**Short exercise**
Look through the records below, and copy out every line that holds the string "name".

══ Data extract

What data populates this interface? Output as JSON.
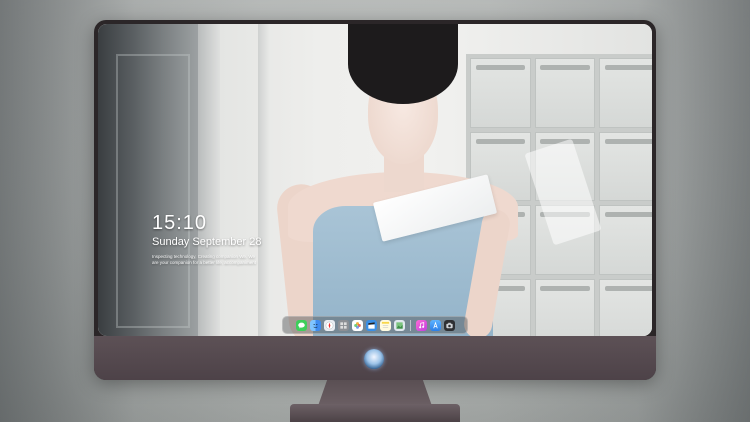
{
  "lock_screen": {
    "time": "15:10",
    "date": "Sunday September 28",
    "tagline": "Inspecting technology, Creating companion We. We are your companion for a better life, accompaniment"
  },
  "dock": {
    "apps": [
      {
        "name": "messages-icon",
        "color": "#3ecf5a"
      },
      {
        "name": "finder-icon",
        "color": "#3f8cf0"
      },
      {
        "name": "safari-icon",
        "color": "#e9edf2"
      },
      {
        "name": "launchpad-icon",
        "color": "#8c8f94"
      },
      {
        "name": "photos-icon",
        "color": "#f2b441"
      },
      {
        "name": "claquette-icon",
        "color": "#3a8fe6"
      },
      {
        "name": "notes-icon",
        "color": "#f7d64a"
      },
      {
        "name": "preview-icon",
        "color": "#7bc37e"
      },
      {
        "name": "music-icon",
        "color": "#e85fd3"
      },
      {
        "name": "app-store-icon",
        "color": "#3f8ff0"
      },
      {
        "name": "camera-icon",
        "color": "#2f3033"
      }
    ]
  }
}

════

**Correct output**
        "name": "messages-icon",
        "name": "finder-icon",
        "name": "safari-icon",
        "name": "launchpad-icon",
        "name": "photos-icon",
        "name": "claquette-icon",
        "name": "notes-icon",
        "name": "preview-icon",
        "name": "music-icon",
        "name": "app-store-icon",
        "name": "camera-icon",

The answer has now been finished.